(Your objective) Pick out the lines containing "JSON".

-- begin Exercise data --

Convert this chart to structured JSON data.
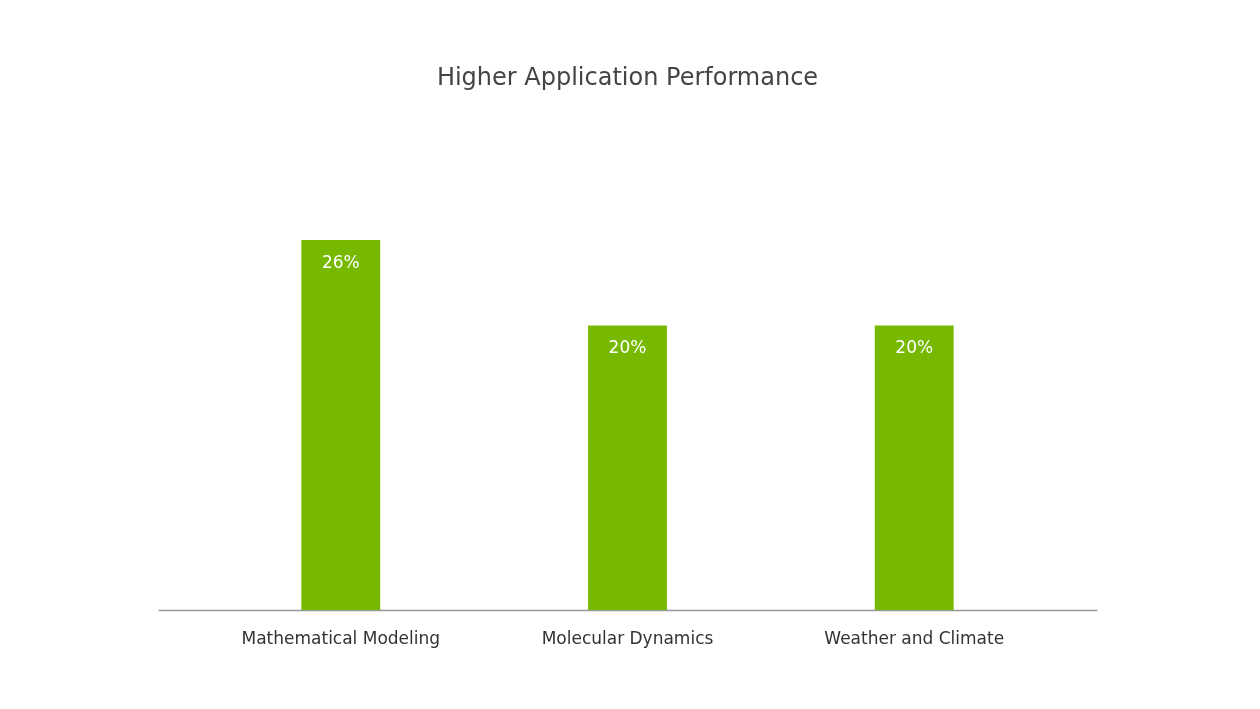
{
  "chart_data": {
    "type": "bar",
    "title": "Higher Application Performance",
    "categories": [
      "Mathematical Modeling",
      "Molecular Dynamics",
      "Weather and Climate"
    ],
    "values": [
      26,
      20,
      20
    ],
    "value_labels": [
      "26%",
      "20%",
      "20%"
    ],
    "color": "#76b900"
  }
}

-- end Exercise data --
-- begin Exercise data --

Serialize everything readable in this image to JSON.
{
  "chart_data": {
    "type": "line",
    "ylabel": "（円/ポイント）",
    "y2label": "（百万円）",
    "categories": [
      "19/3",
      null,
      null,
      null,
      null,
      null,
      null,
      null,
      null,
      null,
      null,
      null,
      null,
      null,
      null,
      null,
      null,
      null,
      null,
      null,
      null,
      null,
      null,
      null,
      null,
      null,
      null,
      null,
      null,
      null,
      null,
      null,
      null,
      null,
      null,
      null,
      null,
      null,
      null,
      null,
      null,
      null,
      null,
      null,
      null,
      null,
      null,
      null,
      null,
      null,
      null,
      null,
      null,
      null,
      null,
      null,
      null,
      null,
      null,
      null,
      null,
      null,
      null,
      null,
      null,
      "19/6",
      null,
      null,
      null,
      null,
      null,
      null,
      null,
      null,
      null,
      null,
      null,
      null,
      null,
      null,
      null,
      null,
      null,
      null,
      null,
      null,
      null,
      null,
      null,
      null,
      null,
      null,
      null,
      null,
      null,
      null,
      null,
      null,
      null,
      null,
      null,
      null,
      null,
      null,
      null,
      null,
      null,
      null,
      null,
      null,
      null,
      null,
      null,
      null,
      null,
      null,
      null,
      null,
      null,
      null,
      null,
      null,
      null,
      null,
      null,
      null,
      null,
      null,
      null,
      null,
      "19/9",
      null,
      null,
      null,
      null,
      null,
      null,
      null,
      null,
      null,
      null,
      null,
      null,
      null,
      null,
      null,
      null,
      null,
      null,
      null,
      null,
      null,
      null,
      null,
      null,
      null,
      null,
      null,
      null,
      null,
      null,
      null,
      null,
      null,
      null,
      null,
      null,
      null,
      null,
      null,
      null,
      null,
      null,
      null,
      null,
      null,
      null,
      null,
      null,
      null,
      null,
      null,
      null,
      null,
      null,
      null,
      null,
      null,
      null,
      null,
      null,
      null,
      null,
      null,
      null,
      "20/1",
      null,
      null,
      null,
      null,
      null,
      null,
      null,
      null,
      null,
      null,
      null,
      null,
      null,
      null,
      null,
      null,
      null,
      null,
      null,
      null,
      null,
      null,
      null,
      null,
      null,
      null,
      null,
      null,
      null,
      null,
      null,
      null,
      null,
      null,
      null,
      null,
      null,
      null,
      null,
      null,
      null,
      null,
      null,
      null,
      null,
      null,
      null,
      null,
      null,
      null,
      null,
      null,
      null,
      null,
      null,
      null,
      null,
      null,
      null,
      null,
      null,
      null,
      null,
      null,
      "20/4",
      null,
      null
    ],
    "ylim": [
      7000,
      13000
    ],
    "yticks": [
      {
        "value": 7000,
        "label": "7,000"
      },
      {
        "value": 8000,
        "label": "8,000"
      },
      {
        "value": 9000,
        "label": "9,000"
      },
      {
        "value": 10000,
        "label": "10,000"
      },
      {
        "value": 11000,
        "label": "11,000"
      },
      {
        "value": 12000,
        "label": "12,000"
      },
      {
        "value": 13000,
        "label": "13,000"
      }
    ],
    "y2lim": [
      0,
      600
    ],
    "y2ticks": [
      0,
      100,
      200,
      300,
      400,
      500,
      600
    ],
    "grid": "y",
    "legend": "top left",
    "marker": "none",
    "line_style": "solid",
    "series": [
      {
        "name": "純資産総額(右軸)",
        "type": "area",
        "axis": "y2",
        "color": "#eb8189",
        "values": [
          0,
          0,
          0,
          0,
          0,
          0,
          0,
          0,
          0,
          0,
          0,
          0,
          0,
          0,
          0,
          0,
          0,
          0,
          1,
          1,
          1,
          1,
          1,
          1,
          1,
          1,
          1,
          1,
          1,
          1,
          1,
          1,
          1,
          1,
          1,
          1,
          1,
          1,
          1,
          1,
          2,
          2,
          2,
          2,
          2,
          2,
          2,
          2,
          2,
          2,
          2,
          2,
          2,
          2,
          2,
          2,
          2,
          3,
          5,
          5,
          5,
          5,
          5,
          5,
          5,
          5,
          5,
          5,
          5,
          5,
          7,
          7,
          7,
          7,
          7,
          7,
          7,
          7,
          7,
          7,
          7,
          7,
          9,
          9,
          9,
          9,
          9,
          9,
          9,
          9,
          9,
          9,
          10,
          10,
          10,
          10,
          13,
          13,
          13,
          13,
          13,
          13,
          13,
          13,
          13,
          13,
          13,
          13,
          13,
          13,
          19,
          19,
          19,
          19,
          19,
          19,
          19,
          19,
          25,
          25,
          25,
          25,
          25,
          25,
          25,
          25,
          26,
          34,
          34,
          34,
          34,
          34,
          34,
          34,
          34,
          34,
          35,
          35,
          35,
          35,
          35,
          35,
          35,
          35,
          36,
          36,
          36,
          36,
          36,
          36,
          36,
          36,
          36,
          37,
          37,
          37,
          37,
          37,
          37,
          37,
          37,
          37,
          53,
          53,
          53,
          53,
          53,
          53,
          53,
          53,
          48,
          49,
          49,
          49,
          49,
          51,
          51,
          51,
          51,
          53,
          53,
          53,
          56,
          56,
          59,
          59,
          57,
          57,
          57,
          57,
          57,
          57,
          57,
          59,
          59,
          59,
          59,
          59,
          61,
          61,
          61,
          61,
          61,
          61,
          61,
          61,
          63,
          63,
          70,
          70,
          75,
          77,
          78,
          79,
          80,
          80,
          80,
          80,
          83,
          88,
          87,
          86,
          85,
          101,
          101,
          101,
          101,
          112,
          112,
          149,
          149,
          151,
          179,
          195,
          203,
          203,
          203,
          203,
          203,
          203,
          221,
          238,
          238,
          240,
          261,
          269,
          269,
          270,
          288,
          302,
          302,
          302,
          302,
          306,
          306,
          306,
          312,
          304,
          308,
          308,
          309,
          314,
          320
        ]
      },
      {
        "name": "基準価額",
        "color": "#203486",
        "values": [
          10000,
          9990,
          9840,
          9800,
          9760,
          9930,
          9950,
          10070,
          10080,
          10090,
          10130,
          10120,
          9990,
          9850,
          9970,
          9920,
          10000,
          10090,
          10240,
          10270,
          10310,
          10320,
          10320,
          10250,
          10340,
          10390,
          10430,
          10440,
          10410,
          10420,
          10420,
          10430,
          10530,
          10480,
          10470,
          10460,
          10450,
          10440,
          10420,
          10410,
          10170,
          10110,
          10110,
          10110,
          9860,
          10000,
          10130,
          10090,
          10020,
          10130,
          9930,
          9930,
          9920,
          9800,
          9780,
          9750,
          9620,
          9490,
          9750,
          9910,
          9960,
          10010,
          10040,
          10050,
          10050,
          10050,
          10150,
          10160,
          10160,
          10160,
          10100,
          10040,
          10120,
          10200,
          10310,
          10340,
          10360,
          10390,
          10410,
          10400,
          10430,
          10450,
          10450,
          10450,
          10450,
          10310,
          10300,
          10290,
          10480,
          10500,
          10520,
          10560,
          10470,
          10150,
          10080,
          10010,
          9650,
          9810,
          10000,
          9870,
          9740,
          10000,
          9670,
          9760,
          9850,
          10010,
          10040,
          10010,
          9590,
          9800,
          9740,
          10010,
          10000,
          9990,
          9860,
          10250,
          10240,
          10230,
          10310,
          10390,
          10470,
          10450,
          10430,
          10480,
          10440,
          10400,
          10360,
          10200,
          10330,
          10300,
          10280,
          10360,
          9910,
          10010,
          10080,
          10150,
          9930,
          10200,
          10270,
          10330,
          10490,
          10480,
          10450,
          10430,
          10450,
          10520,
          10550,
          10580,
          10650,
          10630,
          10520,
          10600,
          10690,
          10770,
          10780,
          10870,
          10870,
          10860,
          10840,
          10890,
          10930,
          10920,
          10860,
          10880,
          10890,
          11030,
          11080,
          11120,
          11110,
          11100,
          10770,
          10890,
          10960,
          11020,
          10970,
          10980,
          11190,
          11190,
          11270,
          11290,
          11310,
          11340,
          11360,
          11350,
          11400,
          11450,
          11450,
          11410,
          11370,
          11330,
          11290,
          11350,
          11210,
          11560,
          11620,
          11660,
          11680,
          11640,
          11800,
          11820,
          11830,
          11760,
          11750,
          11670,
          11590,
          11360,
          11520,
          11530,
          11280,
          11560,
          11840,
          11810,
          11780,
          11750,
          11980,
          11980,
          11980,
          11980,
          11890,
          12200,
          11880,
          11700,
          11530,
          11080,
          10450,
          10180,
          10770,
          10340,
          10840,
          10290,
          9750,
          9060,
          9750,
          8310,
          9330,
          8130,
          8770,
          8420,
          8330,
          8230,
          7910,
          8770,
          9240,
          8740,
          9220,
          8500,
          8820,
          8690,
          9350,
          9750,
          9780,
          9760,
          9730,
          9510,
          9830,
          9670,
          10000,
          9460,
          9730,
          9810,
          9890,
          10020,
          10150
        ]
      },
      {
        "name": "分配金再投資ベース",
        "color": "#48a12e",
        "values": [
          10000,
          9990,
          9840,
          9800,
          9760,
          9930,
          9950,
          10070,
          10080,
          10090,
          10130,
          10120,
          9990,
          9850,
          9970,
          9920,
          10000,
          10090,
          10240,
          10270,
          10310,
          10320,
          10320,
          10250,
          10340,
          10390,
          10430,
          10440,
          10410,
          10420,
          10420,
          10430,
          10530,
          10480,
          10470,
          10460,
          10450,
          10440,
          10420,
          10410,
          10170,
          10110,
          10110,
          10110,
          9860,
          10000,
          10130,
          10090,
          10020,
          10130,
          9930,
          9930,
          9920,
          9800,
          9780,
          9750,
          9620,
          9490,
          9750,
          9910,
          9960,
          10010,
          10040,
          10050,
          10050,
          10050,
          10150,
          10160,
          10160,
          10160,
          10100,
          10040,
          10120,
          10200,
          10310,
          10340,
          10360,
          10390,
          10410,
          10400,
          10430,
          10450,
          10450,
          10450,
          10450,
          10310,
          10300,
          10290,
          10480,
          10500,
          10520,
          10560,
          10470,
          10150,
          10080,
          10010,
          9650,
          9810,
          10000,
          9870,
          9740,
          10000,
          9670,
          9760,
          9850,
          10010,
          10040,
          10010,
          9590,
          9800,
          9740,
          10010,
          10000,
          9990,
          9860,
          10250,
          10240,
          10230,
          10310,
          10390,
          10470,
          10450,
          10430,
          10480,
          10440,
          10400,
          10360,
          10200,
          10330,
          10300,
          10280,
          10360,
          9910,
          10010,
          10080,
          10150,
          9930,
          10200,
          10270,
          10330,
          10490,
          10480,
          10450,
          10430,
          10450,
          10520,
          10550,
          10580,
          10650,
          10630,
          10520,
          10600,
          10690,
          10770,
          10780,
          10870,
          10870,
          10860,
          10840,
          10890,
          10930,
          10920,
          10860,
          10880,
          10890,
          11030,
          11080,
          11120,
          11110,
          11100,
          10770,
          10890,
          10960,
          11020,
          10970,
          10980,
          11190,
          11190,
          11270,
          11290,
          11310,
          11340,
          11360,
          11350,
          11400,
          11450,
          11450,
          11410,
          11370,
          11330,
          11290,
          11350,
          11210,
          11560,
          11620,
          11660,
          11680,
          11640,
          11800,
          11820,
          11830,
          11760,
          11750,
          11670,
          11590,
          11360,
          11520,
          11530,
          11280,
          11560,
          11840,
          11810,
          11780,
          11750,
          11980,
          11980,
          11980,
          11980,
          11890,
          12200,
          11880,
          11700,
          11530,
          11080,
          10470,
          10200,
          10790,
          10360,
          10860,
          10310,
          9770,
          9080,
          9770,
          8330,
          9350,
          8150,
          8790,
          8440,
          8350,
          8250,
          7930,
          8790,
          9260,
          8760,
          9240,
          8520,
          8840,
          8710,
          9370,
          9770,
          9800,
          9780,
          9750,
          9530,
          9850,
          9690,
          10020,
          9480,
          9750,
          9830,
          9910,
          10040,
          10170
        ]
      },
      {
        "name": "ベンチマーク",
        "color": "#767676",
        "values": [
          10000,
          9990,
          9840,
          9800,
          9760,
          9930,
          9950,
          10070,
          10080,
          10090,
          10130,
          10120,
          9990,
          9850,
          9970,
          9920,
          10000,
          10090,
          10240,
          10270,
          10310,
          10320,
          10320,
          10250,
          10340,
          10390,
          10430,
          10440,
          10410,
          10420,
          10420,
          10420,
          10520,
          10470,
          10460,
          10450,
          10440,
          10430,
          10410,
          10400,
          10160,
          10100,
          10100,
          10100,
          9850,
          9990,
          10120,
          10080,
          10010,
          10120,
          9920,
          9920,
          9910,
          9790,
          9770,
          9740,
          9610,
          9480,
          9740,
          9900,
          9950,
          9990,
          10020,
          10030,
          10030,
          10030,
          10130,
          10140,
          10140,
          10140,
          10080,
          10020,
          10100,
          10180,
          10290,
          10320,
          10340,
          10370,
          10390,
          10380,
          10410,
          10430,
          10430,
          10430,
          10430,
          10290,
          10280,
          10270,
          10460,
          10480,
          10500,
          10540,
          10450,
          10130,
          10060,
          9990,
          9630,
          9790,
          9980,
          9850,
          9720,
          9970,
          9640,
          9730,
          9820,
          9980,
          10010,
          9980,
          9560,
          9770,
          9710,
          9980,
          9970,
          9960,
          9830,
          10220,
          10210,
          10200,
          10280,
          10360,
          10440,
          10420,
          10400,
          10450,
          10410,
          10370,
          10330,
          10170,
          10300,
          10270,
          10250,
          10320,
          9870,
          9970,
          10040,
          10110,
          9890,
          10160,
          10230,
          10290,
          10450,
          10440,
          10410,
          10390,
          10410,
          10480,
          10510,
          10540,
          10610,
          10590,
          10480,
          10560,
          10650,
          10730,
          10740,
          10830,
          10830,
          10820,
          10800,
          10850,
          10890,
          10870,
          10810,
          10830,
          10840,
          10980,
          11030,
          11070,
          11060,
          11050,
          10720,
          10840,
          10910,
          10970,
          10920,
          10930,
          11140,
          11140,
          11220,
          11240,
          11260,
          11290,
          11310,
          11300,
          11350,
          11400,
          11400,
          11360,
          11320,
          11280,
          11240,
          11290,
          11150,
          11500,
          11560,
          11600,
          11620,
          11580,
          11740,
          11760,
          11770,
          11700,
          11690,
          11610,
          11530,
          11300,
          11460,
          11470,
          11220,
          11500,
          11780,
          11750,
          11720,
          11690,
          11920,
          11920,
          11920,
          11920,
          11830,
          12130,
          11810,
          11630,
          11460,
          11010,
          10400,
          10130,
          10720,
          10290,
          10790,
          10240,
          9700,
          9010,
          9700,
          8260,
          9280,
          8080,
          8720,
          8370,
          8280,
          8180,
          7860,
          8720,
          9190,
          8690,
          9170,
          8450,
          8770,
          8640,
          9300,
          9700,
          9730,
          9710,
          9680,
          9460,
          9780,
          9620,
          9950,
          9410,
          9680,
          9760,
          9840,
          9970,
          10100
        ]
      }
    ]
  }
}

-- end Exercise data --

(Expected answer)
Convert this chart to structured JSON data.
Serialize everything readable in this image to JSON.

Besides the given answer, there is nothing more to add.